**INSTRUCTION**
Write out the full listing exactly as given, minus the images.

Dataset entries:
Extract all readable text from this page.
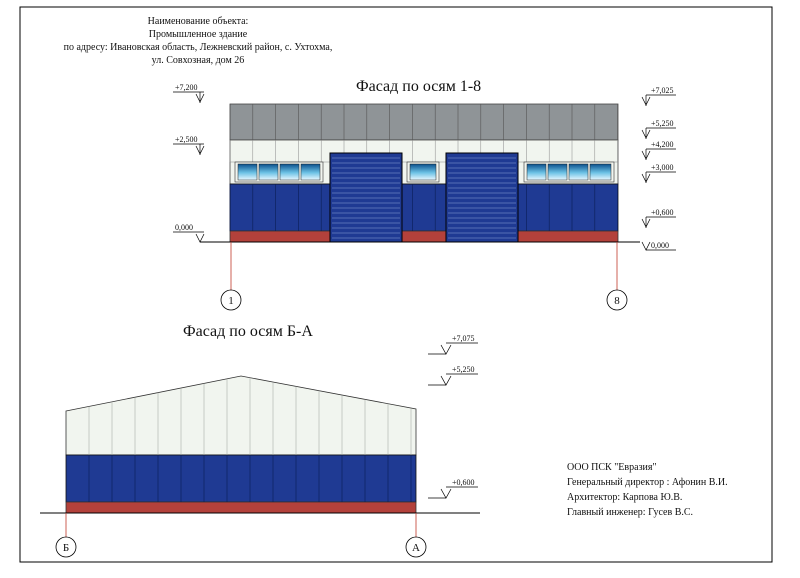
Наименование объекта:
Промышленное здание
по адресу: Ивановская область, Лежневский район, с. Ухтохма,
ул. Совхозная, дом 26
Фасад по осям 1-8
+7,200
+2,500
0,000
+7,025
+5,250
+4,200
+3,000
+0,600
0,000
1	8
Фасад по осям Б-А	+7,075
+5,250
+0,600
Б	А
ООО ПСК "Евразия"
Генеральный директор : Афонин В.И.
Архитектор: Карпова Ю.В.
Главный инженер: Гусев В.С.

**WRITTEN ANSWER**
Extract all readable text from this page.
Наименование объекта:
Промышленное здание
по адресу: Ивановская область, Лежневский район, с. Ухтохма,
ул. Совхозная, дом 26
Фасад по осям 1-8
+7,200
+2,500
0,000
+7,025
+5,250
+4,200
+3,000
+0,600
0,000
1	8
Фасад по осям Б-А	+7,075
+5,250
+0,600
Б	А
ООО ПСК "Евразия"
Генеральный директор : Афонин В.И.
Архитектор: Карпова Ю.В.
Главный инженер: Гусев В.С.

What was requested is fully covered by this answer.